Provided data start

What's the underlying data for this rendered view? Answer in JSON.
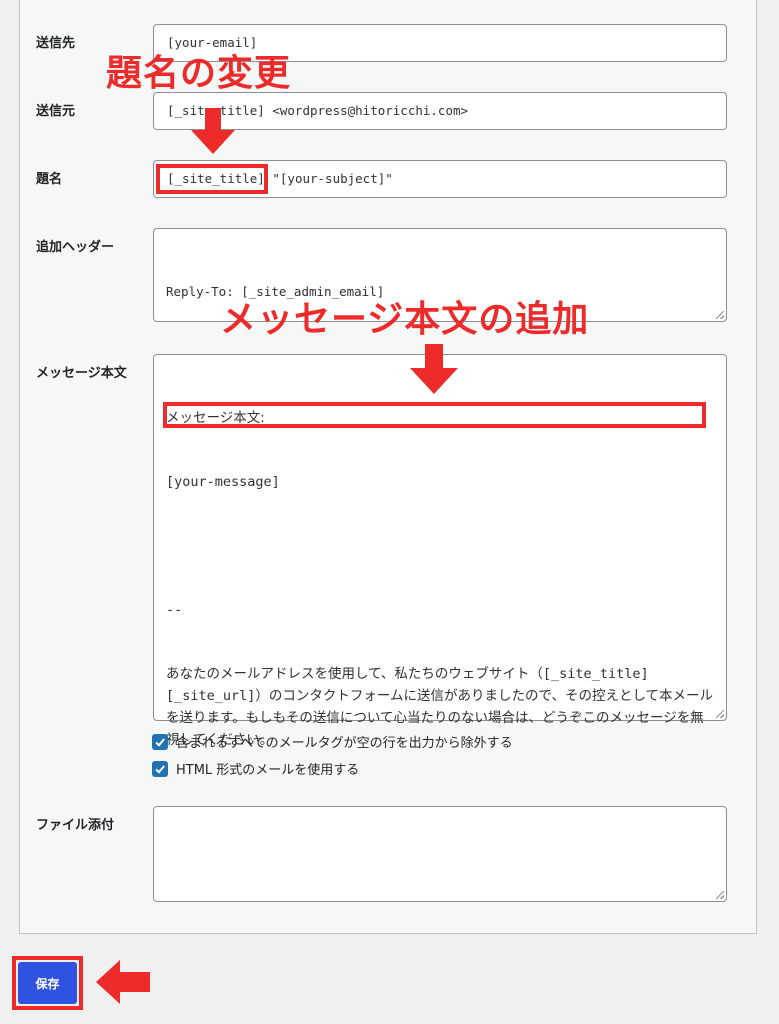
{
  "fields": {
    "to": {
      "label": "送信先",
      "value": "[your-email]"
    },
    "from": {
      "label": "送信元",
      "value": "[_site_title] <wordpress@hitoricchi.com>"
    },
    "subject": {
      "label": "題名",
      "value_tag": "[_site_title]",
      "value_rest": " \"[your-subject]\""
    },
    "headers": {
      "label": "追加ヘッダー",
      "value": "Reply-To: [_site_admin_email]"
    },
    "body": {
      "label": "メッセージ本文",
      "line1": "メッセージ本文:",
      "line2": "[your-message]",
      "line3": "--",
      "paragraph_a": "あなたのメールアドレスを使用して、私たちのウェブサイト（",
      "paragraph_b": "[_site_title] [_site_url]",
      "paragraph_c": "）のコンタクトフォームに送信がありましたので、その控えとして本メールを送ります。もしもその送信について心当たりのない場合は、どうぞこのメッセージを無視してください。"
    },
    "attachments": {
      "label": "ファイル添付",
      "value": ""
    }
  },
  "options": {
    "exclude_blank": "含まれるすべてのメールタグが空の行を出力から除外する",
    "use_html": "HTML 形式のメールを使用する"
  },
  "save_label": "保存",
  "annotations": {
    "subject_change": "題名の変更",
    "body_add": "メッセージ本文の追加"
  },
  "colors": {
    "annotation_red": "#ee2b2b",
    "save_button": "#2f52e0"
  }
}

Provided data end

Task requirements:
Without the pictures, repeat the listing above exactly.

Exercise output:
What's the underlying data for this rendered view? Answer in JSON.
{
  "fields": {
    "to": {
      "label": "送信先",
      "value": "[your-email]"
    },
    "from": {
      "label": "送信元",
      "value": "[_site_title] <wordpress@hitoricchi.com>"
    },
    "subject": {
      "label": "題名",
      "value_tag": "[_site_title]",
      "value_rest": " \"[your-subject]\""
    },
    "headers": {
      "label": "追加ヘッダー",
      "value": "Reply-To: [_site_admin_email]"
    },
    "body": {
      "label": "メッセージ本文",
      "line1": "メッセージ本文:",
      "line2": "[your-message]",
      "line3": "--",
      "paragraph_a": "あなたのメールアドレスを使用して、私たちのウェブサイト（",
      "paragraph_b": "[_site_title] [_site_url]",
      "paragraph_c": "）のコンタクトフォームに送信がありましたので、その控えとして本メールを送ります。もしもその送信について心当たりのない場合は、どうぞこのメッセージを無視してください。"
    },
    "attachments": {
      "label": "ファイル添付",
      "value": ""
    }
  },
  "options": {
    "exclude_blank": "含まれるすべてのメールタグが空の行を出力から除外する",
    "use_html": "HTML 形式のメールを使用する"
  },
  "save_label": "保存",
  "annotations": {
    "subject_change": "題名の変更",
    "body_add": "メッセージ本文の追加"
  },
  "colors": {
    "annotation_red": "#ee2b2b",
    "save_button": "#2f52e0"
  }
}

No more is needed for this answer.